◆ Exercise goal:
Copy out all lines that hold "conforme".

◆ Provided entries:

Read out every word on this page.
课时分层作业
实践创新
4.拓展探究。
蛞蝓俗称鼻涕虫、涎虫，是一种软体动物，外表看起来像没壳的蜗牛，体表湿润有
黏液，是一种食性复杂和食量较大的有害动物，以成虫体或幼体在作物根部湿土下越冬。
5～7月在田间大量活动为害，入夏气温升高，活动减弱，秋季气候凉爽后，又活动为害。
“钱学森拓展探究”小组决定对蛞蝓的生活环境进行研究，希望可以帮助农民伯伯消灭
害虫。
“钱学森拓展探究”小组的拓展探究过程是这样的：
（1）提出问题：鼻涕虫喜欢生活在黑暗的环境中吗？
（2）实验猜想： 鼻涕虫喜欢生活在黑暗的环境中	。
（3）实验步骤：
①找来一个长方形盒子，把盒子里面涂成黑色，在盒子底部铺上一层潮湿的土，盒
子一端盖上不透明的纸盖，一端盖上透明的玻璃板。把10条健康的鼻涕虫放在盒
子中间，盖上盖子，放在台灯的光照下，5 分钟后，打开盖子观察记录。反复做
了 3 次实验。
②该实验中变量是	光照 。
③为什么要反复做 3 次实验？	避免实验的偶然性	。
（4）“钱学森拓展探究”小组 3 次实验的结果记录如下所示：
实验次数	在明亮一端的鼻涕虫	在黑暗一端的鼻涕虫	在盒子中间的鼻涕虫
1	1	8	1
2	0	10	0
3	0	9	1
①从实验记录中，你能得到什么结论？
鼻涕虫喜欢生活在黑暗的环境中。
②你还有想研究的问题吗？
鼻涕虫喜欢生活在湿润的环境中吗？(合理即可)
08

* * *

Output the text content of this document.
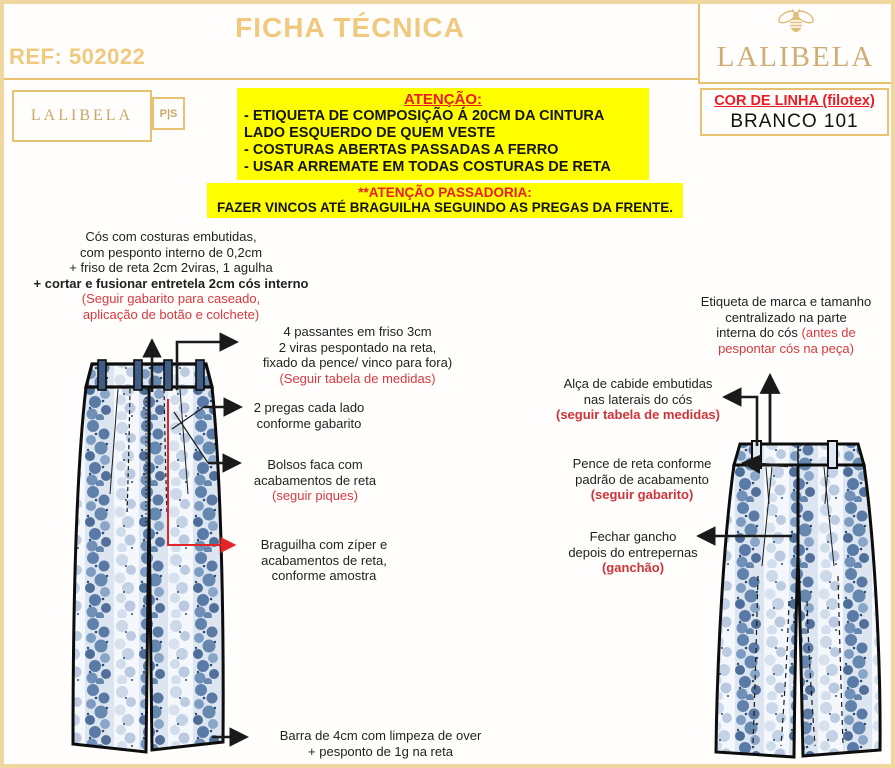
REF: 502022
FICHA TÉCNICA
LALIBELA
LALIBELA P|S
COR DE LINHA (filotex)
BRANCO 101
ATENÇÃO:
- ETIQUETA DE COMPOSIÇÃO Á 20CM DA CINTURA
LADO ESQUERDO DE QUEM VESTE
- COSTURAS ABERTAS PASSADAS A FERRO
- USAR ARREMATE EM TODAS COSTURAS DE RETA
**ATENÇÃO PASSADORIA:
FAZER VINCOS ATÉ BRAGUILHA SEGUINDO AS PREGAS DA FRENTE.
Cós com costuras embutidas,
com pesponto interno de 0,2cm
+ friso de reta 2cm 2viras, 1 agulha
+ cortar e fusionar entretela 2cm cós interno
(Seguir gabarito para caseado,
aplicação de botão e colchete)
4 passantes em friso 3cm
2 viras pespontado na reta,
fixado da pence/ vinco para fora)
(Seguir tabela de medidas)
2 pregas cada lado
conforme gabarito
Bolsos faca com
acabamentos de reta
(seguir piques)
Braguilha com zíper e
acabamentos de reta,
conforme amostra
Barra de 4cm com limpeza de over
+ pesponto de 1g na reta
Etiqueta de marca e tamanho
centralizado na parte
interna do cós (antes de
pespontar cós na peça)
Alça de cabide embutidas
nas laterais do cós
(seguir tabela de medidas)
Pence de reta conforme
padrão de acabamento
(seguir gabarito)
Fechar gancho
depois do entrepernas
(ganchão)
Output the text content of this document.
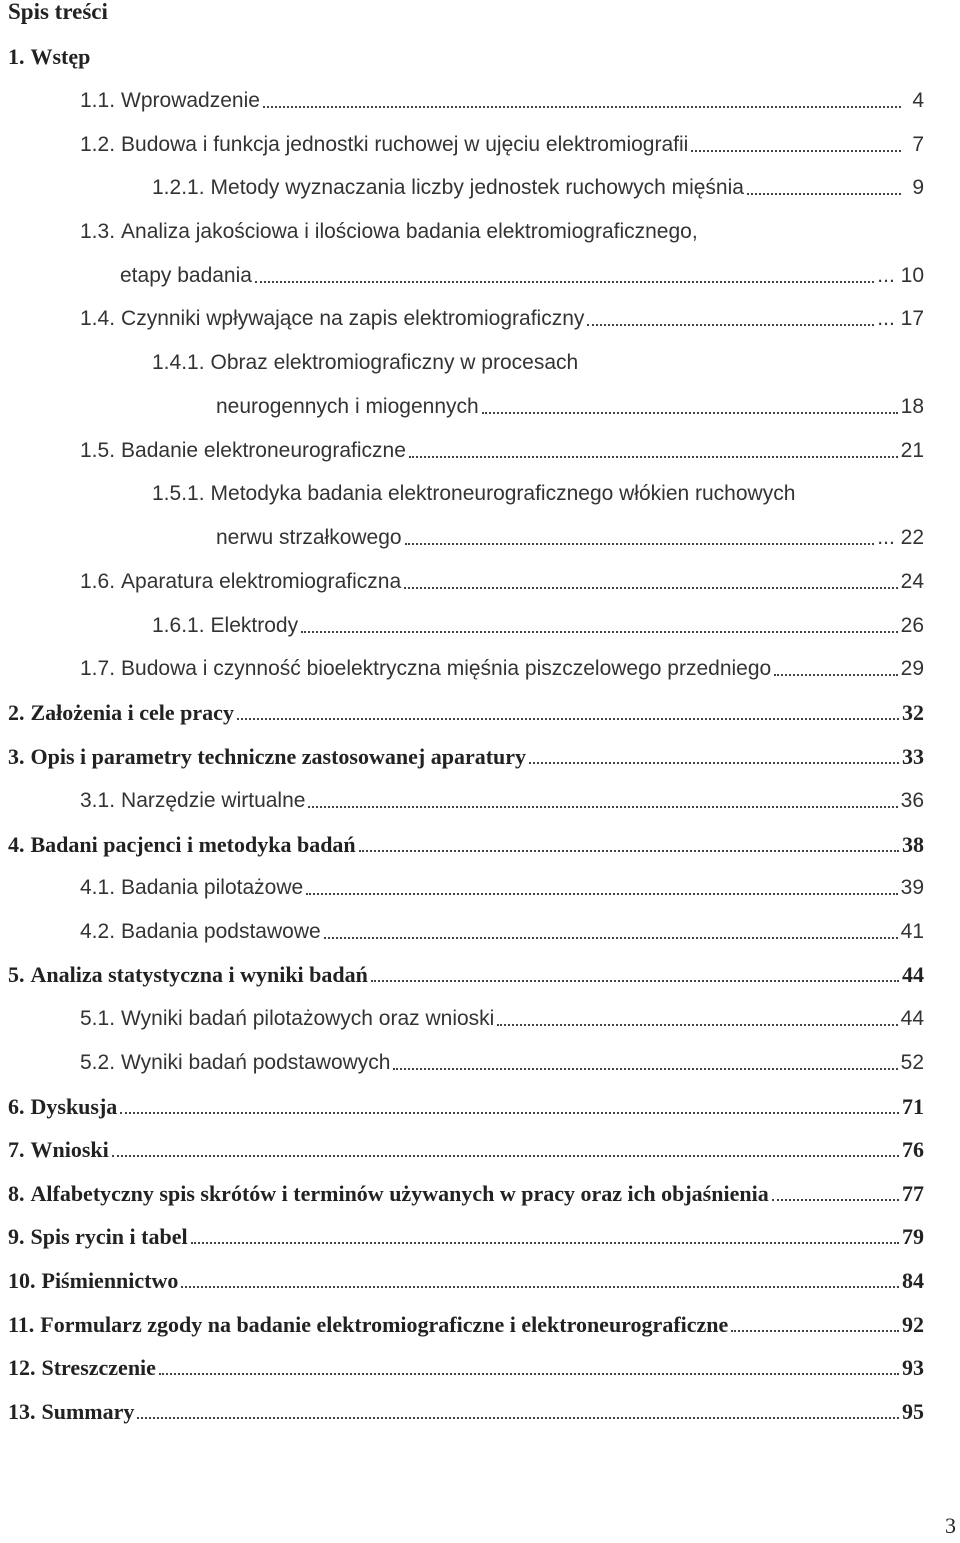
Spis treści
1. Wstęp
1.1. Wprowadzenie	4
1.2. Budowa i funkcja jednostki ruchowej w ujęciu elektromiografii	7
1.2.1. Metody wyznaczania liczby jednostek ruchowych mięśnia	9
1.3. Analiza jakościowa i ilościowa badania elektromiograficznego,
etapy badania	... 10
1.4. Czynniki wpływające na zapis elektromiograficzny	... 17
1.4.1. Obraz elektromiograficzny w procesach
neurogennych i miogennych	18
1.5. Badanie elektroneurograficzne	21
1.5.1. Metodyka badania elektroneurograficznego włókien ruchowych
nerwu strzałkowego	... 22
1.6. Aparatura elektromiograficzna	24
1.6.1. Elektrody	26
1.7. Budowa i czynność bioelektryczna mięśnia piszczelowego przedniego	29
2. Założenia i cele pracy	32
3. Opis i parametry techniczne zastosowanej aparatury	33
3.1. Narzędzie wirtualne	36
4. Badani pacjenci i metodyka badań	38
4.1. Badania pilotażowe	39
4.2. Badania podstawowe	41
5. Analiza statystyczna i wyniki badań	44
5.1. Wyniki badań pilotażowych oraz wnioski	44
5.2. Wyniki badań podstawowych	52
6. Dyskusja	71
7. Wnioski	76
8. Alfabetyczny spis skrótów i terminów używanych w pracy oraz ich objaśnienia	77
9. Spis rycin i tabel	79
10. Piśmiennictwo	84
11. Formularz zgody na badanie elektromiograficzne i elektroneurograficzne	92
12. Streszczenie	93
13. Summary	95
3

◆ Exercise output:
conforme gabarito
conforme amostra
Pence de reta conforme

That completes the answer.